WHAT IS ASKED
Copy out the lines that have "this" in them.

---------- PROVIDED DATA

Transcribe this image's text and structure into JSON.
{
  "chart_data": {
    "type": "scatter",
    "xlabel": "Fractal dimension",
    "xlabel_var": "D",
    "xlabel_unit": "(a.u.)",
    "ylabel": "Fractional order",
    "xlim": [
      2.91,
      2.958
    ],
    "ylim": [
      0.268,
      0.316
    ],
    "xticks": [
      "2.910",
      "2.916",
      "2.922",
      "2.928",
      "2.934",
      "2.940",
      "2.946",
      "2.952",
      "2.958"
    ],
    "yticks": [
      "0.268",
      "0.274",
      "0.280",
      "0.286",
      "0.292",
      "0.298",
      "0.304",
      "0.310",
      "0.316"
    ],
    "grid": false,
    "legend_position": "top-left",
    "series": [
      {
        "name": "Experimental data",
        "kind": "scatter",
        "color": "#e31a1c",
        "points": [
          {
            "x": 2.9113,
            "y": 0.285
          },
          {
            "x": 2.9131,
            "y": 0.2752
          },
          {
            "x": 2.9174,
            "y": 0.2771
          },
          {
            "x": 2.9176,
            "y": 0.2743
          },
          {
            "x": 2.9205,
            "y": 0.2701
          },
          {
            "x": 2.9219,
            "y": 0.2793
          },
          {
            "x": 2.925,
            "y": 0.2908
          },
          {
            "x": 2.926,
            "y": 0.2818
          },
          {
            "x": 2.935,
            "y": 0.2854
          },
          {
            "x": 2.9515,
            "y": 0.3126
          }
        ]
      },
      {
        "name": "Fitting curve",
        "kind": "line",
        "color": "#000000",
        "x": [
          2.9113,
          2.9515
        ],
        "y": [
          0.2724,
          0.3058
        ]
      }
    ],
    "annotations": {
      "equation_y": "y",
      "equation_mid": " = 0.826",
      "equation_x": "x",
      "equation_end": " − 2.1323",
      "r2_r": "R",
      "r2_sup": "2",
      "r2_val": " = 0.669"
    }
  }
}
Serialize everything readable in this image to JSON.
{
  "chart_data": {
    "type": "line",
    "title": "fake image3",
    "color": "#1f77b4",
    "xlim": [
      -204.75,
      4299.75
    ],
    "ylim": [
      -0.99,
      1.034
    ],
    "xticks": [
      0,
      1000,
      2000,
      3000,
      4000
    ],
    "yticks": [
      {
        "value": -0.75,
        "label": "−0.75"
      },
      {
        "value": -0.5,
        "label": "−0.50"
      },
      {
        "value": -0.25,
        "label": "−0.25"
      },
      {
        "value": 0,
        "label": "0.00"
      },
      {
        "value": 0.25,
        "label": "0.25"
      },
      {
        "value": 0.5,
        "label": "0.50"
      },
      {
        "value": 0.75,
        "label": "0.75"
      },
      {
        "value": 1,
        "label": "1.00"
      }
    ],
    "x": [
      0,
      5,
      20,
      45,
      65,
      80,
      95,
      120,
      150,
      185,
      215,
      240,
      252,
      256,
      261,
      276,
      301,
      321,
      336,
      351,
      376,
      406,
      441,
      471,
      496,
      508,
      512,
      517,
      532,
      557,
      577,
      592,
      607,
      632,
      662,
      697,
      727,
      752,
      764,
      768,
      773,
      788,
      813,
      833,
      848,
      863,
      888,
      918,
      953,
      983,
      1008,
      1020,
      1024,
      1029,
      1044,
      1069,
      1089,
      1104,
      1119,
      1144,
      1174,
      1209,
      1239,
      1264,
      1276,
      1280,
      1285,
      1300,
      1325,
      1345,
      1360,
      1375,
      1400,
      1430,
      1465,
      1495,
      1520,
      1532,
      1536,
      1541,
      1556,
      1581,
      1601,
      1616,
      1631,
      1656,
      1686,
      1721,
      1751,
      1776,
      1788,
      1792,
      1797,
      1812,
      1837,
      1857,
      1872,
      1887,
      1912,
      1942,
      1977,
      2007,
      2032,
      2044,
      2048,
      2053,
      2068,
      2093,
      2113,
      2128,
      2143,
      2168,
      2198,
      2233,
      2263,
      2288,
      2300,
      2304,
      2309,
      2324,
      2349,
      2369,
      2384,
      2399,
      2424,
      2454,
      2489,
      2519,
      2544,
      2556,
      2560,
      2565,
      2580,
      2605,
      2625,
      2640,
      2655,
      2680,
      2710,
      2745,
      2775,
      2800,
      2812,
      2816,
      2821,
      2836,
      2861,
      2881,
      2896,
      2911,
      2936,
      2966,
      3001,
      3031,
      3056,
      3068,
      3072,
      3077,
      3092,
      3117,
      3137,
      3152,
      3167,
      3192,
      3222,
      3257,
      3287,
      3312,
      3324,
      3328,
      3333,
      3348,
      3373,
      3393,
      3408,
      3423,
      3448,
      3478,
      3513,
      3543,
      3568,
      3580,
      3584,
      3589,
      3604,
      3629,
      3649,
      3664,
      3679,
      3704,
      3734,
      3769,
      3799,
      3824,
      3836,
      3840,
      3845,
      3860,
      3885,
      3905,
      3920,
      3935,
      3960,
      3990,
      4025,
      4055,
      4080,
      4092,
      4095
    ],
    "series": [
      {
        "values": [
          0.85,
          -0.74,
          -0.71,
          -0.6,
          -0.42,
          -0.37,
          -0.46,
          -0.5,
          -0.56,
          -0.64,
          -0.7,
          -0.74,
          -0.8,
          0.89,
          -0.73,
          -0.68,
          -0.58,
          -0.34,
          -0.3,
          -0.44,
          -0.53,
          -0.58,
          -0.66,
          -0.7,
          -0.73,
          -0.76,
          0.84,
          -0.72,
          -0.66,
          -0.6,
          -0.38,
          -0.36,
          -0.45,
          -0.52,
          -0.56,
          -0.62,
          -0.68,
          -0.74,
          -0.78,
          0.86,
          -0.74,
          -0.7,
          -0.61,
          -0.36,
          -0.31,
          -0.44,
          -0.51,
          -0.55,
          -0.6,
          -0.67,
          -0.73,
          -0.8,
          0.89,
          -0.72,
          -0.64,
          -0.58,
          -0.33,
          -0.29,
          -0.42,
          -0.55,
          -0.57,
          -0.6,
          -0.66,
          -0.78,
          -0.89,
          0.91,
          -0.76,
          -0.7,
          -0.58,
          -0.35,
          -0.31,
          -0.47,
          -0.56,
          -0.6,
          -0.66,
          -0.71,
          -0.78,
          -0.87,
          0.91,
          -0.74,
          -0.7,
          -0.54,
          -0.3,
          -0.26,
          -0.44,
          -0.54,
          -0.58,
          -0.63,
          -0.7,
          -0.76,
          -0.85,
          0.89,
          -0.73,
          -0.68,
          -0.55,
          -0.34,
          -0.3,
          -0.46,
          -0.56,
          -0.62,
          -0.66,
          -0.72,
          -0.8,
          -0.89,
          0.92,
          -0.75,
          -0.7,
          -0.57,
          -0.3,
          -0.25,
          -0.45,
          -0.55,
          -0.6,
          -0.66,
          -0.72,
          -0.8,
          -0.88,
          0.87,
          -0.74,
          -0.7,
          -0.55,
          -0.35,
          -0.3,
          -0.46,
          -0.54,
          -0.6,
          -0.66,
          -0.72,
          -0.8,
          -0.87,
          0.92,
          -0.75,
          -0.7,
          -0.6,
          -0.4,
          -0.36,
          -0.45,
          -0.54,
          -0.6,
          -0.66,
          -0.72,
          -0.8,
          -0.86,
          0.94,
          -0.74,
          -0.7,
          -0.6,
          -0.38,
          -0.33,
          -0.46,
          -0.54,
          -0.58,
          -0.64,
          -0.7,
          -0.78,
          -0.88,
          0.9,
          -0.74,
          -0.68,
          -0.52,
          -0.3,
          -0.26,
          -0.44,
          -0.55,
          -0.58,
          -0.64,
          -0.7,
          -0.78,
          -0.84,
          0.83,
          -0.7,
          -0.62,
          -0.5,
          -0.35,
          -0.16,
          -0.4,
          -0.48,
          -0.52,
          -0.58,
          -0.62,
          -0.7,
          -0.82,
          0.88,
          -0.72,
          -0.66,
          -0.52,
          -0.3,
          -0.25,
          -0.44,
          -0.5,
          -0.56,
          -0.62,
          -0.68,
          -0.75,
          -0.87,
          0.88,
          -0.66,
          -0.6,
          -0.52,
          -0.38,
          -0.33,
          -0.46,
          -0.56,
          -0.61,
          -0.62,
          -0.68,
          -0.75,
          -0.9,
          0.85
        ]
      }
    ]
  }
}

--------------------

COMPLETED TASK
Transcribe this image's text and structure into JSON.
Serialize everything readable in this image to JSON.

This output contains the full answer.